┌─ DATA RECORDS
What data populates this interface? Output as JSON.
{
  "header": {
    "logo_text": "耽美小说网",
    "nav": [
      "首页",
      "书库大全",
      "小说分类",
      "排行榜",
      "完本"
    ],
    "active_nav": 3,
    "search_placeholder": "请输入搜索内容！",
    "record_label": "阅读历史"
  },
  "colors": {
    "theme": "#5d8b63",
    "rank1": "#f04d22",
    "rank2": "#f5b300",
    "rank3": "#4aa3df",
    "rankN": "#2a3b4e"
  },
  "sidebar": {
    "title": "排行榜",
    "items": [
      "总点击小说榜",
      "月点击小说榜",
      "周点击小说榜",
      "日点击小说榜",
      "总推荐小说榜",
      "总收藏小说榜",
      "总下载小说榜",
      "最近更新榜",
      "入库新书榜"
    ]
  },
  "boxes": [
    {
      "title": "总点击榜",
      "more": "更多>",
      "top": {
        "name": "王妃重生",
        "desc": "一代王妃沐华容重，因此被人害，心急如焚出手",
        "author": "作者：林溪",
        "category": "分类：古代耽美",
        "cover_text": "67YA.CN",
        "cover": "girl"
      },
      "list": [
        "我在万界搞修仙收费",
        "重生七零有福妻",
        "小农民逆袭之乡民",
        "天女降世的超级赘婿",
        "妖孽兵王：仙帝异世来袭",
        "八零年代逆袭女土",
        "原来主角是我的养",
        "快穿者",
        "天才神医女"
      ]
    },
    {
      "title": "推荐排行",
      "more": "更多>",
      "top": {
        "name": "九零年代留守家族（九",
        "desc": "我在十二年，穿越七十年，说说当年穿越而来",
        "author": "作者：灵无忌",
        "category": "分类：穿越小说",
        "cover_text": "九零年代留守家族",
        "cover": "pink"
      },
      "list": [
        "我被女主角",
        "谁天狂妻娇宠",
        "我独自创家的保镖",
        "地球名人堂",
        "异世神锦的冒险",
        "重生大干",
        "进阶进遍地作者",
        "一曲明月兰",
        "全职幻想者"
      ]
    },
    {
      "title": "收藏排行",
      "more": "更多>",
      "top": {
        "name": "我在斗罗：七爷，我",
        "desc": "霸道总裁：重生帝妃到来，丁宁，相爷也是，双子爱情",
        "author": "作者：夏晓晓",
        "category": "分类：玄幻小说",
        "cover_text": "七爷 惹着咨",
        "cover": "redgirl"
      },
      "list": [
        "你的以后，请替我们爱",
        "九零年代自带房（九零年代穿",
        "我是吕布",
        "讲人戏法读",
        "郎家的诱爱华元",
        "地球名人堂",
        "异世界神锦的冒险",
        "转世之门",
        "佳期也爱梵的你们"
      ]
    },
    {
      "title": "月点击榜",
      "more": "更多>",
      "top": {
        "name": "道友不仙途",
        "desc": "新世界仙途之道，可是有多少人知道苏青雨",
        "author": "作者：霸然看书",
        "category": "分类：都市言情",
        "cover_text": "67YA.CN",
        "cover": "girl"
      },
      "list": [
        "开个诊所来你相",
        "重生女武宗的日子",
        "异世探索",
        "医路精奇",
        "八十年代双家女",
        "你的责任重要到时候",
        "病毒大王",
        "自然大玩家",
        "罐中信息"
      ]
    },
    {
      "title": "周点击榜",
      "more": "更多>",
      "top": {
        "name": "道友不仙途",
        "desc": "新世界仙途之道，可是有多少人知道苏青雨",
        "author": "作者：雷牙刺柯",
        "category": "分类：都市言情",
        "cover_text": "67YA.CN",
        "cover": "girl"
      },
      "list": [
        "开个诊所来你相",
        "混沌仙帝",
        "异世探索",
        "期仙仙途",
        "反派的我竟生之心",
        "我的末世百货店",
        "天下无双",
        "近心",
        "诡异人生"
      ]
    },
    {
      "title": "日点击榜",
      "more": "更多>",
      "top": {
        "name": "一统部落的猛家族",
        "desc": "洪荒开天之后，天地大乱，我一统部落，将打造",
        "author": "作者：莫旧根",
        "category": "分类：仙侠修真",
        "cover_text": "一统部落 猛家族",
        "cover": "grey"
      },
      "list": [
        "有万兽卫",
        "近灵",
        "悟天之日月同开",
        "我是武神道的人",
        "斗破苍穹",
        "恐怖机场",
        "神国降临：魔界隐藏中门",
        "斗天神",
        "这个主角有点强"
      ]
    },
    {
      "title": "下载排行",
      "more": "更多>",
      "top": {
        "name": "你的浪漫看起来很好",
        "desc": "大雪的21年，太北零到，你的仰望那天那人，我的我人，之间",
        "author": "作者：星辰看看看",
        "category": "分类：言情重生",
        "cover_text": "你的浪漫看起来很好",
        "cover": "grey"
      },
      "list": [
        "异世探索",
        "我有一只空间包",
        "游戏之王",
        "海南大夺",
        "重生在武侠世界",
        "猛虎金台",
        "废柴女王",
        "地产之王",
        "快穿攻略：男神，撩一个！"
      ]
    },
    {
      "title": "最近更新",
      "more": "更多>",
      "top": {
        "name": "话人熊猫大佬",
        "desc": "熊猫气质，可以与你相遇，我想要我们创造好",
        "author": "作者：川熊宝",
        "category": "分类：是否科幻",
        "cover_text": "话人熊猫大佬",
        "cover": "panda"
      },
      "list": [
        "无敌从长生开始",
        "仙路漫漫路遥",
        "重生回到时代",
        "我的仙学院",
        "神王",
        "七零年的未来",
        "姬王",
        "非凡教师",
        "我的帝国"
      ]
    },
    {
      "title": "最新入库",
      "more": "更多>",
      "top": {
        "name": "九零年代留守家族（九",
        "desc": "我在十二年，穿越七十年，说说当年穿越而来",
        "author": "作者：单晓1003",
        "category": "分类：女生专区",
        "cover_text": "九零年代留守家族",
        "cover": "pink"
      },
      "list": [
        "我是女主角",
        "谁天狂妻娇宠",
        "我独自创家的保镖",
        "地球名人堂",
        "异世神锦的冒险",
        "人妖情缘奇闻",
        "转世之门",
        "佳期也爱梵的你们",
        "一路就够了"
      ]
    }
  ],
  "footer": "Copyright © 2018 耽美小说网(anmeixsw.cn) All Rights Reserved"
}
└─
_WHAT YOU NEED TO DO:_
Repeat all of the records above exactly as they appear.

_WORKED ANSWER:_
What data populates this interface? Output as JSON.
{
  "header": {
    "logo_text": "耽美小说网",
    "nav": [
      "首页",
      "书库大全",
      "小说分类",
      "排行榜",
      "完本"
    ],
    "active_nav": 3,
    "search_placeholder": "请输入搜索内容！",
    "record_label": "阅读历史"
  },
  "colors": {
    "theme": "#5d8b63",
    "rank1": "#f04d22",
    "rank2": "#f5b300",
    "rank3": "#4aa3df",
    "rankN": "#2a3b4e"
  },
  "sidebar": {
    "title": "排行榜",
    "items": [
      "总点击小说榜",
      "月点击小说榜",
      "周点击小说榜",
      "日点击小说榜",
      "总推荐小说榜",
      "总收藏小说榜",
      "总下载小说榜",
      "最近更新榜",
      "入库新书榜"
    ]
  },
  "boxes": [
    {
      "title": "总点击榜",
      "more": "更多>",
      "top": {
        "name": "王妃重生",
        "desc": "一代王妃沐华容重，因此被人害，心急如焚出手",
        "author": "作者：林溪",
        "category": "分类：古代耽美",
        "cover_text": "67YA.CN",
        "cover": "girl"
      },
      "list": [
        "我在万界搞修仙收费",
        "重生七零有福妻",
        "小农民逆袭之乡民",
        "天女降世的超级赘婿",
        "妖孽兵王：仙帝异世来袭",
        "八零年代逆袭女土",
        "原来主角是我的养",
        "快穿者",
        "天才神医女"
      ]
    },
    {
      "title": "推荐排行",
      "more": "更多>",
      "top": {
        "name": "九零年代留守家族（九",
        "desc": "我在十二年，穿越七十年，说说当年穿越而来",
        "author": "作者：灵无忌",
        "category": "分类：穿越小说",
        "cover_text": "九零年代留守家族",
        "cover": "pink"
      },
      "list": [
        "我被女主角",
        "谁天狂妻娇宠",
        "我独自创家的保镖",
        "地球名人堂",
        "异世神锦的冒险",
        "重生大干",
        "进阶进遍地作者",
        "一曲明月兰",
        "全职幻想者"
      ]
    },
    {
      "title": "收藏排行",
      "more": "更多>",
      "top": {
        "name": "我在斗罗：七爷，我",
        "desc": "霸道总裁：重生帝妃到来，丁宁，相爷也是，双子爱情",
        "author": "作者：夏晓晓",
        "category": "分类：玄幻小说",
        "cover_text": "七爷 惹着咨",
        "cover": "redgirl"
      },
      "list": [
        "你的以后，请替我们爱",
        "九零年代自带房（九零年代穿",
        "我是吕布",
        "讲人戏法读",
        "郎家的诱爱华元",
        "地球名人堂",
        "异世界神锦的冒险",
        "转世之门",
        "佳期也爱梵的你们"
      ]
    },
    {
      "title": "月点击榜",
      "more": "更多>",
      "top": {
        "name": "道友不仙途",
        "desc": "新世界仙途之道，可是有多少人知道苏青雨",
        "author": "作者：霸然看书",
        "category": "分类：都市言情",
        "cover_text": "67YA.CN",
        "cover": "girl"
      },
      "list": [
        "开个诊所来你相",
        "重生女武宗的日子",
        "异世探索",
        "医路精奇",
        "八十年代双家女",
        "你的责任重要到时候",
        "病毒大王",
        "自然大玩家",
        "罐中信息"
      ]
    },
    {
      "title": "周点击榜",
      "more": "更多>",
      "top": {
        "name": "道友不仙途",
        "desc": "新世界仙途之道，可是有多少人知道苏青雨",
        "author": "作者：雷牙刺柯",
        "category": "分类：都市言情",
        "cover_text": "67YA.CN",
        "cover": "girl"
      },
      "list": [
        "开个诊所来你相",
        "混沌仙帝",
        "异世探索",
        "期仙仙途",
        "反派的我竟生之心",
        "我的末世百货店",
        "天下无双",
        "近心",
        "诡异人生"
      ]
    },
    {
      "title": "日点击榜",
      "more": "更多>",
      "top": {
        "name": "一统部落的猛家族",
        "desc": "洪荒开天之后，天地大乱，我一统部落，将打造",
        "author": "作者：莫旧根",
        "category": "分类：仙侠修真",
        "cover_text": "一统部落 猛家族",
        "cover": "grey"
      },
      "list": [
        "有万兽卫",
        "近灵",
        "悟天之日月同开",
        "我是武神道的人",
        "斗破苍穹",
        "恐怖机场",
        "神国降临：魔界隐藏中门",
        "斗天神",
        "这个主角有点强"
      ]
    },
    {
      "title": "下载排行",
      "more": "更多>",
      "top": {
        "name": "你的浪漫看起来很好",
        "desc": "大雪的21年，太北零到，你的仰望那天那人，我的我人，之间",
        "author": "作者：星辰看看看",
        "category": "分类：言情重生",
        "cover_text": "你的浪漫看起来很好",
        "cover": "grey"
      },
      "list": [
        "异世探索",
        "我有一只空间包",
        "游戏之王",
        "海南大夺",
        "重生在武侠世界",
        "猛虎金台",
        "废柴女王",
        "地产之王",
        "快穿攻略：男神，撩一个！"
      ]
    },
    {
      "title": "最近更新",
      "more": "更多>",
      "top": {
        "name": "话人熊猫大佬",
        "desc": "熊猫气质，可以与你相遇，我想要我们创造好",
        "author": "作者：川熊宝",
        "category": "分类：是否科幻",
        "cover_text": "话人熊猫大佬",
        "cover": "panda"
      },
      "list": [
        "无敌从长生开始",
        "仙路漫漫路遥",
        "重生回到时代",
        "我的仙学院",
        "神王",
        "七零年的未来",
        "姬王",
        "非凡教师",
        "我的帝国"
      ]
    },
    {
      "title": "最新入库",
      "more": "更多>",
      "top": {
        "name": "九零年代留守家族（九",
        "desc": "我在十二年，穿越七十年，说说当年穿越而来",
        "author": "作者：单晓1003",
        "category": "分类：女生专区",
        "cover_text": "九零年代留守家族",
        "cover": "pink"
      },
      "list": [
        "我是女主角",
        "谁天狂妻娇宠",
        "我独自创家的保镖",
        "地球名人堂",
        "异世神锦的冒险",
        "人妖情缘奇闻",
        "转世之门",
        "佳期也爱梵的你们",
        "一路就够了"
      ]
    }
  ],
  "footer": "Copyright © 2018 耽美小说网(anmeixsw.cn) All Rights Reserved"
}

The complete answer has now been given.